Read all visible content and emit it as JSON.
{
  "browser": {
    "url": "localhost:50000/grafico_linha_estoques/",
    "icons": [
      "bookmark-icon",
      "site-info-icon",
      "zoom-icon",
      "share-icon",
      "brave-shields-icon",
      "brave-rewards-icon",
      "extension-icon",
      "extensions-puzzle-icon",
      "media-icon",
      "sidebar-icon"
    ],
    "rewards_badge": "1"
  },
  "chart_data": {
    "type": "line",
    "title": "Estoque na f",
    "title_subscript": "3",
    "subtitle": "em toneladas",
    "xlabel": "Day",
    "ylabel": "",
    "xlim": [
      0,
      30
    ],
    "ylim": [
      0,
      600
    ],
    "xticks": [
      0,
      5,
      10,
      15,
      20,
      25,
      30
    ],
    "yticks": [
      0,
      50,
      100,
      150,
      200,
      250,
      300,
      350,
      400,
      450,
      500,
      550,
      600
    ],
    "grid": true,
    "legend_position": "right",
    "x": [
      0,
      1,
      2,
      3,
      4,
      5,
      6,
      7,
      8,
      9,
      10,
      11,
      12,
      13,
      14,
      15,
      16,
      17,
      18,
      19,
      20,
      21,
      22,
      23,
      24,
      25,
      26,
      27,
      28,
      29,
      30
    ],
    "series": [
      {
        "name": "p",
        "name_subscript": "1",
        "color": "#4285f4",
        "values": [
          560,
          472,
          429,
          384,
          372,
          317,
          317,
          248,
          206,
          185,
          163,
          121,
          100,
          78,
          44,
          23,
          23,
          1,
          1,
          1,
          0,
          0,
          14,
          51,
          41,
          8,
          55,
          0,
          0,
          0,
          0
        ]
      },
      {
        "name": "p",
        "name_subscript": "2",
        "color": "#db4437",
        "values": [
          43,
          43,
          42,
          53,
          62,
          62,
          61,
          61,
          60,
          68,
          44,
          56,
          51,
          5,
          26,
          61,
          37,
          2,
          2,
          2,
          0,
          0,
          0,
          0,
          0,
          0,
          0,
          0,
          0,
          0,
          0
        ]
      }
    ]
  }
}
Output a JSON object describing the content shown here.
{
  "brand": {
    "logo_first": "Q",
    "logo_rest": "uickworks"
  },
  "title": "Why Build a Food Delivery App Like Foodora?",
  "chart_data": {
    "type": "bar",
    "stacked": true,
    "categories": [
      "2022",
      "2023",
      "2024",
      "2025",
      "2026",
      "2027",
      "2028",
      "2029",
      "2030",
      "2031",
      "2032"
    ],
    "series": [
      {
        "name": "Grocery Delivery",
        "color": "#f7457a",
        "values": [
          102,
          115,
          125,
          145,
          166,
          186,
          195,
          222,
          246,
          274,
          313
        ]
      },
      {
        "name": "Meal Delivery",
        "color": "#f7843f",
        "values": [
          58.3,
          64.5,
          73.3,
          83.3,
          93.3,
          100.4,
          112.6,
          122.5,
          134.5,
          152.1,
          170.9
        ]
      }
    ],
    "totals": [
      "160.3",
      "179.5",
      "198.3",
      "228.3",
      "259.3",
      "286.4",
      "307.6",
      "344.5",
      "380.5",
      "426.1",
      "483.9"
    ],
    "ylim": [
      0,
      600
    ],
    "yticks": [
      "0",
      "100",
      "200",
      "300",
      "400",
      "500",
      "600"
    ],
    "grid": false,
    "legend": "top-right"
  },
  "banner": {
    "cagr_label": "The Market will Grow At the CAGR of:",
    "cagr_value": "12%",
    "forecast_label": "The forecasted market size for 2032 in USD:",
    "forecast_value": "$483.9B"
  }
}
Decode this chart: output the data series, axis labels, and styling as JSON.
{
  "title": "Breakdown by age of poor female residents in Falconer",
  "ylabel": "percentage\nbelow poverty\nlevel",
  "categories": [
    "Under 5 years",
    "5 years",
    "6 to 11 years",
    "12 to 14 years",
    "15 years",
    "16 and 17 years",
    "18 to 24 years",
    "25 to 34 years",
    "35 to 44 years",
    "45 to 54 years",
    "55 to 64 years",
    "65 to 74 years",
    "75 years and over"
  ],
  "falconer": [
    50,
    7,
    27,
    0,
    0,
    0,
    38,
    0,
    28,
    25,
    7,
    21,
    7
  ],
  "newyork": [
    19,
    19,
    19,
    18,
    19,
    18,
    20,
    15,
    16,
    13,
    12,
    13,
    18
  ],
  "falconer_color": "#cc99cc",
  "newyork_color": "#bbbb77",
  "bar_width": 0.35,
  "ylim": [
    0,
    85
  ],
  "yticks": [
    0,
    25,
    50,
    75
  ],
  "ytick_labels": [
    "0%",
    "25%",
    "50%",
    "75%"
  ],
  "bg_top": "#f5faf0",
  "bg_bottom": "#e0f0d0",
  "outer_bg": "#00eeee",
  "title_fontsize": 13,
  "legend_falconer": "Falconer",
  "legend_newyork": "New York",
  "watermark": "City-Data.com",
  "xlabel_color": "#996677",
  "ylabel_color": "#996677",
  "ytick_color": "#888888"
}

□ □ □ □ □

Copy all the lines, exactly.

Read all visible content and emit it as JSON.
{
  "browser": {
    "url": "localhost:50000/grafico_linha_estoques/",
    "icons": [
      "bookmark-icon",
      "site-info-icon",
      "zoom-icon",
      "share-icon",
      "brave-shields-icon",
      "brave-rewards-icon",
      "extension-icon",
      "extensions-puzzle-icon",
      "media-icon",
      "sidebar-icon"
    ],
    "rewards_badge": "1"
  },
  "chart_data": {
    "type": "line",
    "title": "Estoque na f",
    "title_subscript": "3",
    "subtitle": "em toneladas",
    "xlabel": "Day",
    "ylabel": "",
    "xlim": [
      0,
      30
    ],
    "ylim": [
      0,
      600
    ],
    "xticks": [
      0,
      5,
      10,
      15,
      20,
      25,
      30
    ],
    "yticks": [
      0,
      50,
      100,
      150,
      200,
      250,
      300,
      350,
      400,
      450,
      500,
      550,
      600
    ],
    "grid": true,
    "legend_position": "right",
    "x": [
      0,
      1,
      2,
      3,
      4,
      5,
      6,
      7,
      8,
      9,
      10,
      11,
      12,
      13,
      14,
      15,
      16,
      17,
      18,
      19,
      20,
      21,
      22,
      23,
      24,
      25,
      26,
      27,
      28,
      29,
      30
    ],
    "series": [
      {
        "name": "p",
        "name_subscript": "1",
        "color": "#4285f4",
        "values": [
          560,
          472,
          429,
          384,
          372,
          317,
          317,
          248,
          206,
          185,
          163,
          121,
          100,
          78,
          44,
          23,
          23,
          1,
          1,
          1,
          0,
          0,
          14,
          51,
          41,
          8,
          55,
          0,
          0,
          0,
          0
        ]
      },
      {
        "name": "p",
        "name_subscript": "2",
        "color": "#db4437",
        "values": [
          43,
          43,
          42,
          53,
          62,
          62,
          61,
          61,
          60,
          68,
          44,
          56,
          51,
          5,
          26,
          61,
          37,
          2,
          2,
          2,
          0,
          0,
          0,
          0,
          0,
          0,
          0,
          0,
          0,
          0,
          0
        ]
      }
    ]
  }
}
Output a JSON object describing the content shown here.
{
  "brand": {
    "logo_first": "Q",
    "logo_rest": "uickworks"
  },
  "title": "Why Build a Food Delivery App Like Foodora?",
  "chart_data": {
    "type": "bar",
    "stacked": true,
    "categories": [
      "2022",
      "2023",
      "2024",
      "2025",
      "2026",
      "2027",
      "2028",
      "2029",
      "2030",
      "2031",
      "2032"
    ],
    "series": [
      {
        "name": "Grocery Delivery",
        "color": "#f7457a",
        "values": [
          102,
          115,
          125,
          145,
          166,
          186,
          195,
          222,
          246,
          274,
          313
        ]
      },
      {
        "name": "Meal Delivery",
        "color": "#f7843f",
        "values": [
          58.3,
          64.5,
          73.3,
          83.3,
          93.3,
          100.4,
          112.6,
          122.5,
          134.5,
          152.1,
          170.9
        ]
      }
    ],
    "totals": [
      "160.3",
      "179.5",
      "198.3",
      "228.3",
      "259.3",
      "286.4",
      "307.6",
      "344.5",
      "380.5",
      "426.1",
      "483.9"
    ],
    "ylim": [
      0,
      600
    ],
    "yticks": [
      "0",
      "100",
      "200",
      "300",
      "400",
      "500",
      "600"
    ],
    "grid": false,
    "legend": "top-right"
  },
  "banner": {
    "cagr_label": "The Market will Grow At the CAGR of:",
    "cagr_value": "12%",
    "forecast_label": "The forecasted market size for 2032 in USD:",
    "forecast_value": "$483.9B"
  }
}
Decode this chart: output the data series, axis labels, and styling as JSON.
{
  "title": "Breakdown by age of poor female residents in Falconer",
  "ylabel": "percentage\nbelow poverty\nlevel",
  "categories": [
    "Under 5 years",
    "5 years",
    "6 to 11 years",
    "12 to 14 years",
    "15 years",
    "16 and 17 years",
    "18 to 24 years",
    "25 to 34 years",
    "35 to 44 years",
    "45 to 54 years",
    "55 to 64 years",
    "65 to 74 years",
    "75 years and over"
  ],
  "falconer": [
    50,
    7,
    27,
    0,
    0,
    0,
    38,
    0,
    28,
    25,
    7,
    21,
    7
  ],
  "newyork": [
    19,
    19,
    19,
    18,
    19,
    18,
    20,
    15,
    16,
    13,
    12,
    13,
    18
  ],
  "falconer_color": "#cc99cc",
  "newyork_color": "#bbbb77",
  "bar_width": 0.35,
  "ylim": [
    0,
    85
  ],
  "yticks": [
    0,
    25,
    50,
    75
  ],
  "ytick_labels": [
    "0%",
    "25%",
    "50%",
    "75%"
  ],
  "bg_top": "#f5faf0",
  "bg_bottom": "#e0f0d0",
  "outer_bg": "#00eeee",
  "title_fontsize": 13,
  "legend_falconer": "Falconer",
  "legend_newyork": "New York",
  "watermark": "City-Data.com",
  "xlabel_color": "#996677",
  "ylabel_color": "#996677",
  "ytick_color": "#888888"
}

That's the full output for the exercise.